Stored data:
◆ ◆ ◆

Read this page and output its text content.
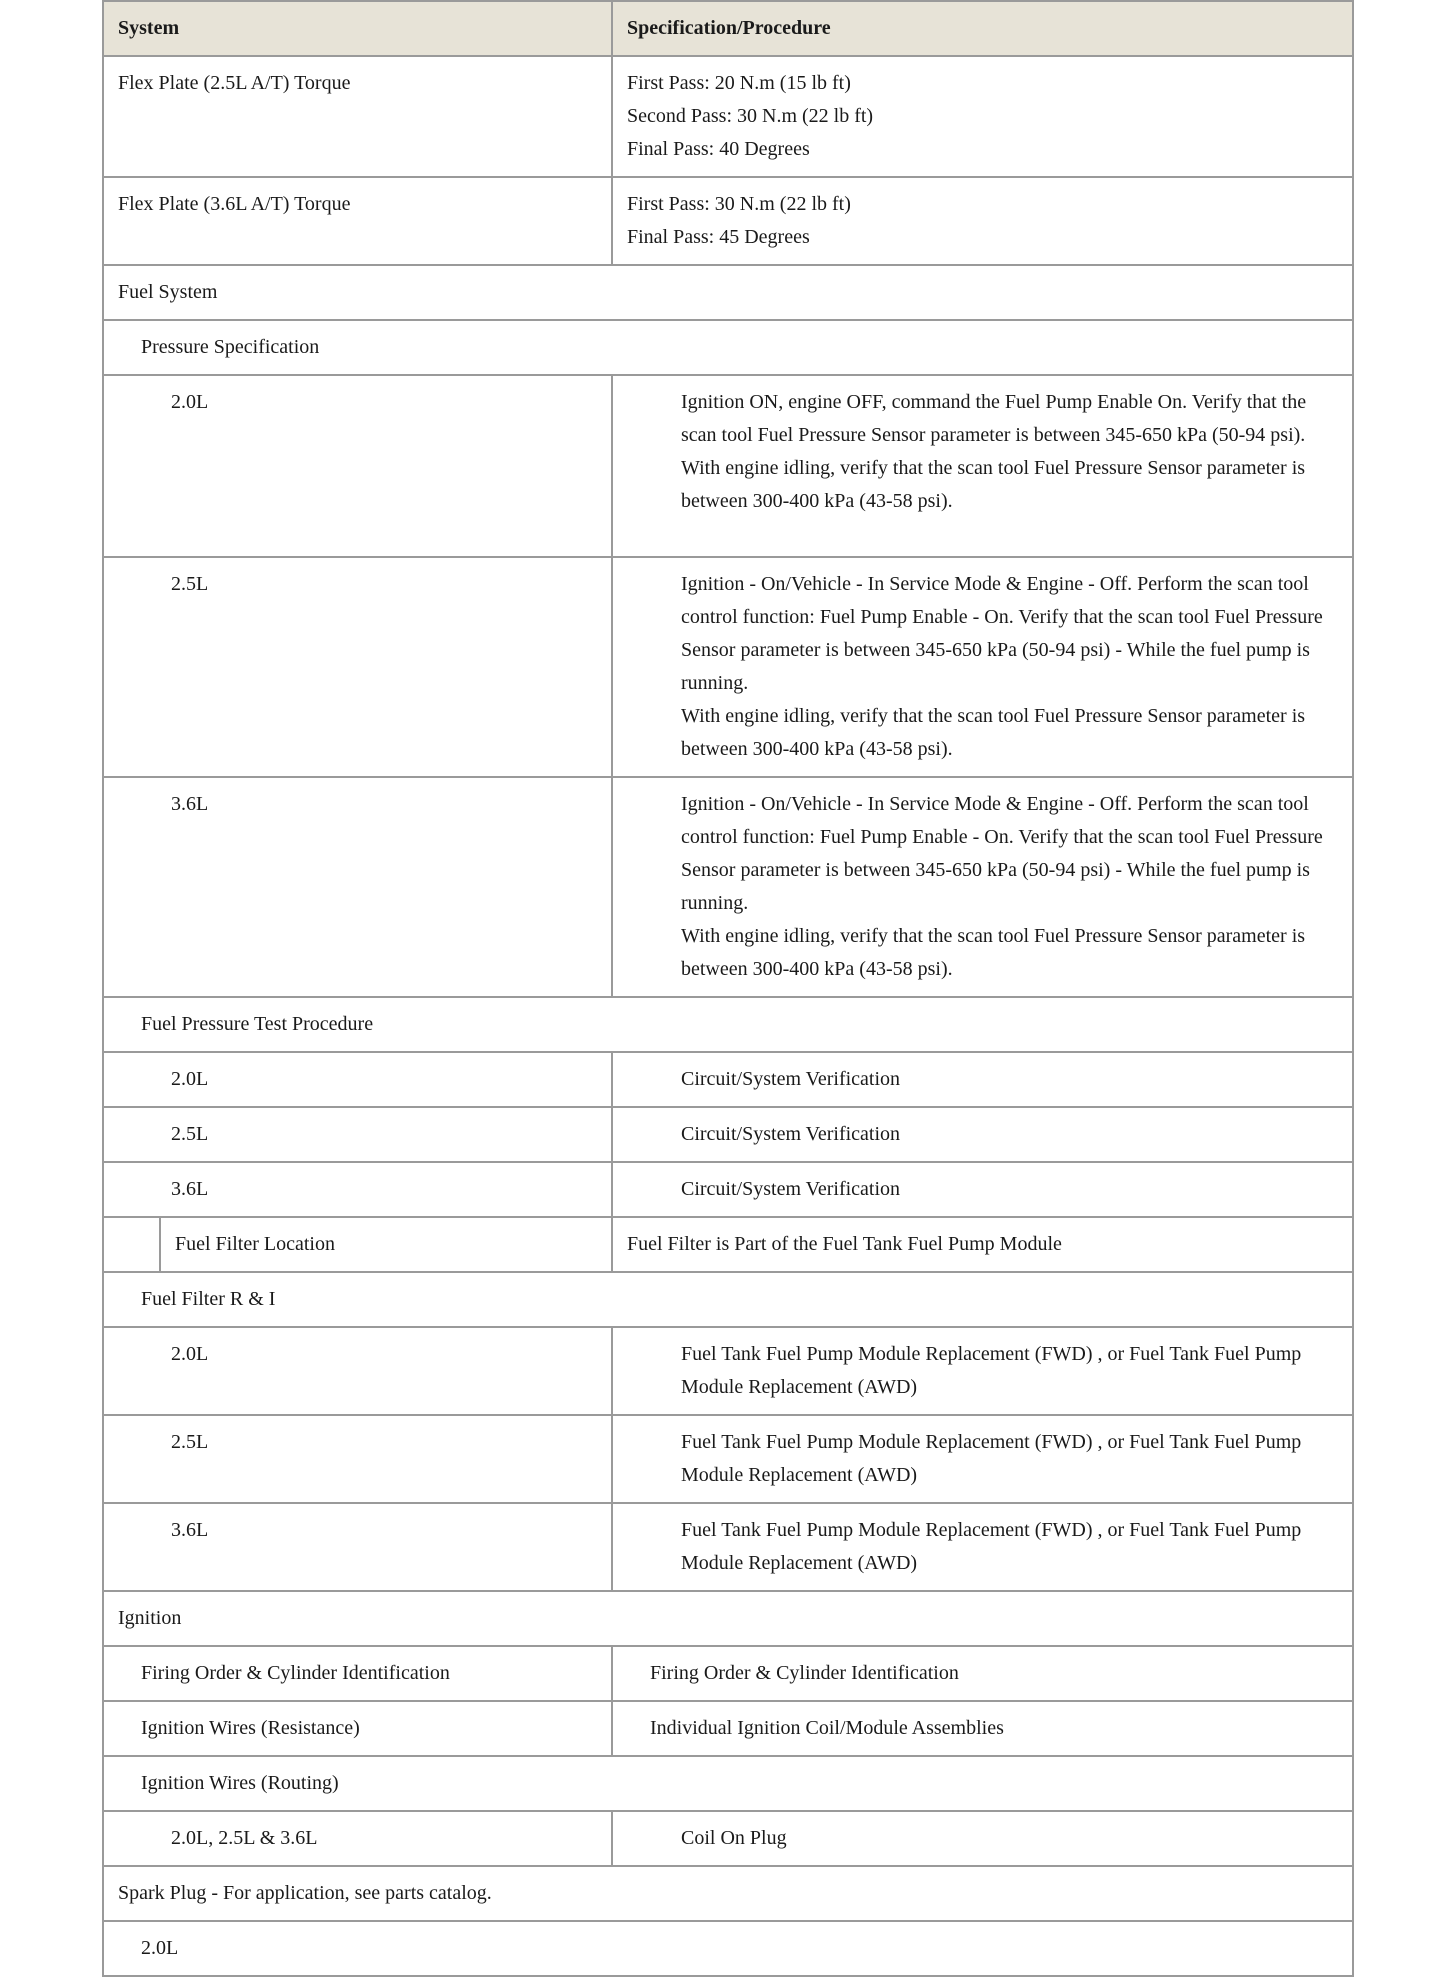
System	Specification/Procedure
Flex Plate (2.5L A/T) Torque	First Pass: 20 N.m (15 lb ft)
Second Pass: 30 N.m (22 lb ft)
Final Pass: 40 Degrees

Flex Plate (3.6L A/T) Torque	First Pass: 30 N.m (22 lb ft)
Final Pass: 45 Degrees

Fuel System	
Pressure Specification	
2.0L	Ignition ON, engine OFF, command the Fuel Pump Enable On. Verify that the scan tool Fuel Pressure Sensor parameter is between 345-650 kPa (50-94 psi).
With engine idling, verify that the scan tool Fuel Pressure Sensor parameter is between 300-400 kPa (43-58 psi).

2.5L	Ignition - On/Vehicle - In Service Mode & Engine - Off. Perform the scan tool control function: Fuel Pump Enable - On. Verify that the scan tool Fuel Pressure Sensor parameter is between 345-650 kPa (50-94 psi) - While the fuel pump is running.
With engine idling, verify that the scan tool Fuel Pressure Sensor parameter is between 300-400 kPa (43-58 psi).

3.6L	Ignition - On/Vehicle - In Service Mode & Engine - Off. Perform the scan tool control function: Fuel Pump Enable - On. Verify that the scan tool Fuel Pressure Sensor parameter is between 345-650 kPa (50-94 psi) - While the fuel pump is running.
With engine idling, verify that the scan tool Fuel Pressure Sensor parameter is between 300-400 kPa (43-58 psi).

Fuel Pressure Test Procedure	
2.0L	Circuit/System Verification
2.5L	Circuit/System Verification
3.6L	Circuit/System Verification

Fuel Filter Location	Fuel Filter is Part of the Fuel Tank Fuel Pump Module
Fuel Filter R & I	
2.0L	Fuel Tank Fuel Pump Module Replacement (FWD) , or Fuel Tank Fuel Pump Module Replacement (AWD)
2.5L	Fuel Tank Fuel Pump Module Replacement (FWD) , or Fuel Tank Fuel Pump Module Replacement (AWD)
3.6L	Fuel Tank Fuel Pump Module Replacement (FWD) , or Fuel Tank Fuel Pump Module Replacement (AWD)
Ignition	
Firing Order & Cylinder Identification	Firing Order & Cylinder Identification
Ignition Wires (Resistance)	Individual Ignition Coil/Module Assemblies
Ignition Wires (Routing)	
2.0L, 2.5L & 3.6L	Coil On Plug
Spark Plug - For application, see parts catalog.	
2.0L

◆ ◆ ◆

Instructions to follow: Drop the images and repeat the data exactly.

Solution to this problem:
Read this page and output its text content.
System	Specification/Procedure
Flex Plate (2.5L A/T) Torque	First Pass: 20 N.m (15 lb ft)
Second Pass: 30 N.m (22 lb ft)
Final Pass: 40 Degrees

Flex Plate (3.6L A/T) Torque	First Pass: 30 N.m (22 lb ft)
Final Pass: 45 Degrees

Fuel System	
Pressure Specification	
2.0L	Ignition ON, engine OFF, command the Fuel Pump Enable On. Verify that the scan tool Fuel Pressure Sensor parameter is between 345-650 kPa (50-94 psi).
With engine idling, verify that the scan tool Fuel Pressure Sensor parameter is between 300-400 kPa (43-58 psi).

2.5L	Ignition - On/Vehicle - In Service Mode & Engine - Off. Perform the scan tool control function: Fuel Pump Enable - On. Verify that the scan tool Fuel Pressure Sensor parameter is between 345-650 kPa (50-94 psi) - While the fuel pump is running.
With engine idling, verify that the scan tool Fuel Pressure Sensor parameter is between 300-400 kPa (43-58 psi).

3.6L	Ignition - On/Vehicle - In Service Mode & Engine - Off. Perform the scan tool control function: Fuel Pump Enable - On. Verify that the scan tool Fuel Pressure Sensor parameter is between 345-650 kPa (50-94 psi) - While the fuel pump is running.
With engine idling, verify that the scan tool Fuel Pressure Sensor parameter is between 300-400 kPa (43-58 psi).

Fuel Pressure Test Procedure	
2.0L	Circuit/System Verification
2.5L	Circuit/System Verification
3.6L	Circuit/System Verification

Fuel Filter Location	Fuel Filter is Part of the Fuel Tank Fuel Pump Module
Fuel Filter R & I	
2.0L	Fuel Tank Fuel Pump Module Replacement (FWD) , or Fuel Tank Fuel Pump Module Replacement (AWD)
2.5L	Fuel Tank Fuel Pump Module Replacement (FWD) , or Fuel Tank Fuel Pump Module Replacement (AWD)
3.6L	Fuel Tank Fuel Pump Module Replacement (FWD) , or Fuel Tank Fuel Pump Module Replacement (AWD)
Ignition	
Firing Order & Cylinder Identification	Firing Order & Cylinder Identification
Ignition Wires (Resistance)	Individual Ignition Coil/Module Assemblies
Ignition Wires (Routing)	
2.0L, 2.5L & 3.6L	Coil On Plug
Spark Plug - For application, see parts catalog.	
2.0L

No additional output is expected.